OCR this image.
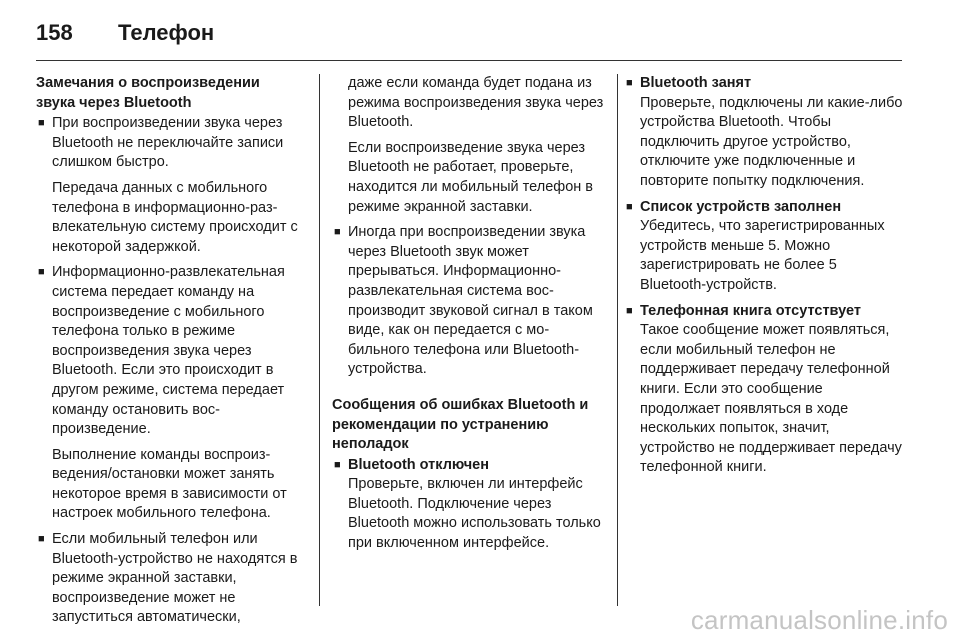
158	Телефон
Замечания о воспроизведении
звука через Bluetooth
■ При воспроизведении звука через Bluetooth не переключайте записи слишком быстро.

Передача данных с мобильного телефона в информационно-развлекательную систему происходит с некоторой задержкой.

■ Информационно-развлекательная система передает команду на воспроизведение с мобильного телефона только в режиме воспроизведения звука через Bluetooth. Если это происходит в другом режиме, система передает команду остановить воспроизведение.

Выполнение команды воспроизведения/остановки может занять некоторое время в зависимости от настроек мобильного телефона.

■ Если мобильный телефон или Bluetooth-устройство не находятся в режиме экранной заставки, воспроизведение может не запуститься автоматически,

даже если команда будет подана из режима воспроизведения звука через Bluetooth.

Если воспроизведение звука через Bluetooth не работает, проверьте, находится ли мобильный телефон в режиме экранной заставки.

■ Иногда при воспроизведении звука через Bluetooth звук может прерываться. Информационно-развлекательная система воспроизводит звуковой сигнал в таком виде, как он передается с мобильного телефона или Bluetooth-устройства.

Сообщения об ошибках Bluetooth и
рекомендации по устранению
неполадок
■ Bluetooth отключен

Проверьте, включен ли интерфейс Bluetooth. Подключение через Bluetooth можно использовать только при включенном интерфейсе.

■ Bluetooth занят

Проверьте, подключены ли какие-либо устройства Bluetooth. Чтобы подключить другое устройство, отключите уже подключенные и повторите попытку подключения.

■ Список устройств заполнен

Убедитесь, что зарегистрированных устройств меньше 5. Можно зарегистрировать не более 5 Bluetooth-устройств.

■ Телефонная книга отсутствует

Такое сообщение может появляться, если мобильный телефон не поддерживает передачу телефонной книги. Если это сообщение продолжает появляться в ходе нескольких попыток, значит, устройство не поддерживает передачу телефонной книги.

carmanualsonline.info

Problem description |
All records should be output exactly, with the pictures left out.

Full response |
OCR this image.
158	Телефон
Замечания о воспроизведении
звука через Bluetooth
■ При воспроизведении звука через Bluetooth не переключайте записи слишком быстро.

Передача данных с мобильного телефона в информационно-развлекательную систему происходит с некоторой задержкой.

■ Информационно-развлекательная система передает команду на воспроизведение с мобильного телефона только в режиме воспроизведения звука через Bluetooth. Если это происходит в другом режиме, система передает команду остановить воспроизведение.

Выполнение команды воспроизведения/остановки может занять некоторое время в зависимости от настроек мобильного телефона.

■ Если мобильный телефон или Bluetooth-устройство не находятся в режиме экранной заставки, воспроизведение может не запуститься автоматически,

даже если команда будет подана из режима воспроизведения звука через Bluetooth.

Если воспроизведение звука через Bluetooth не работает, проверьте, находится ли мобильный телефон в режиме экранной заставки.

■ Иногда при воспроизведении звука через Bluetooth звук может прерываться. Информационно-развлекательная система воспроизводит звуковой сигнал в таком виде, как он передается с мобильного телефона или Bluetooth-устройства.

Сообщения об ошибках Bluetooth и
рекомендации по устранению
неполадок
■ Bluetooth отключен

Проверьте, включен ли интерфейс Bluetooth. Подключение через Bluetooth можно использовать только при включенном интерфейсе.

■ Bluetooth занят

Проверьте, подключены ли какие-либо устройства Bluetooth. Чтобы подключить другое устройство, отключите уже подключенные и повторите попытку подключения.

■ Список устройств заполнен

Убедитесь, что зарегистрированных устройств меньше 5. Можно зарегистрировать не более 5 Bluetooth-устройств.

■ Телефонная книга отсутствует

Такое сообщение может появляться, если мобильный телефон не поддерживает передачу телефонной книги. Если это сообщение продолжает появляться в ходе нескольких попыток, значит, устройство не поддерживает передачу телефонной книги.

carmanualsonline.info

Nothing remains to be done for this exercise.